■ **TASK BRIEF**: Write out all of the data without omission, exactly as shown.

■ **TASK INPUTS**:
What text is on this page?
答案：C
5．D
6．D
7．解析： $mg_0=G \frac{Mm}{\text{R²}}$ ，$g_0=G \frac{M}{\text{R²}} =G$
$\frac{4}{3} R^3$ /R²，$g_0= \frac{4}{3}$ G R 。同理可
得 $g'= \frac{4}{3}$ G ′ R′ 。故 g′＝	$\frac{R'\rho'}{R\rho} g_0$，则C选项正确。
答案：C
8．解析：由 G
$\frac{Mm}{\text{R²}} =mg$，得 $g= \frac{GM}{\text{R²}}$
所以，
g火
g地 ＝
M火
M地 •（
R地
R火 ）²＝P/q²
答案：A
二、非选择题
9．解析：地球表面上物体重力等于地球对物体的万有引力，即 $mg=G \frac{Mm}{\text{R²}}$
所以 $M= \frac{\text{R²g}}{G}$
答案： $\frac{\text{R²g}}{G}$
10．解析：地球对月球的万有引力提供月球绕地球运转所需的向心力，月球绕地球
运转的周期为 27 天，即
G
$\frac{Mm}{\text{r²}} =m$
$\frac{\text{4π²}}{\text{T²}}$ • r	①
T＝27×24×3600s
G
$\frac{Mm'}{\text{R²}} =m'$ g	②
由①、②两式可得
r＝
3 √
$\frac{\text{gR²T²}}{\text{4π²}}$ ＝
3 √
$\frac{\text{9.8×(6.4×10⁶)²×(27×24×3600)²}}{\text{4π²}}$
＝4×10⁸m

■ **TASK RESULT**:
What text is on this page?
答案：C
5．D
6．D
7．解析： $mg_0=G \frac{Mm}{\text{R²}}$ ，$g_0=G \frac{M}{\text{R²}} =G$
$\frac{4}{3} R^3$ /R²，$g_0= \frac{4}{3}$ G R 。同理可
得 $g'= \frac{4}{3}$ G ′ R′ 。故 g′＝	$\frac{R'\rho'}{R\rho} g_0$，则C选项正确。
答案：C
8．解析：由 G
$\frac{Mm}{\text{R²}} =mg$，得 $g= \frac{GM}{\text{R²}}$
所以，
g火
g地 ＝
M火
M地 •（
R地
R火 ）²＝P/q²
答案：A
二、非选择题
9．解析：地球表面上物体重力等于地球对物体的万有引力，即 $mg=G \frac{Mm}{\text{R²}}$
所以 $M= \frac{\text{R²g}}{G}$
答案： $\frac{\text{R²g}}{G}$
10．解析：地球对月球的万有引力提供月球绕地球运转所需的向心力，月球绕地球
运转的周期为 27 天，即
G
$\frac{Mm}{\text{r²}} =m$
$\frac{\text{4π²}}{\text{T²}}$ • r	①
T＝27×24×3600s
G
$\frac{Mm'}{\text{R²}} =m'$ g	②
由①、②两式可得
r＝
3 √
$\frac{\text{gR²T²}}{\text{4π²}}$ ＝
3 √
$\frac{\text{9.8×(6.4×10⁶)²×(27×24×3600)²}}{\text{4π²}}$
＝4×10⁸m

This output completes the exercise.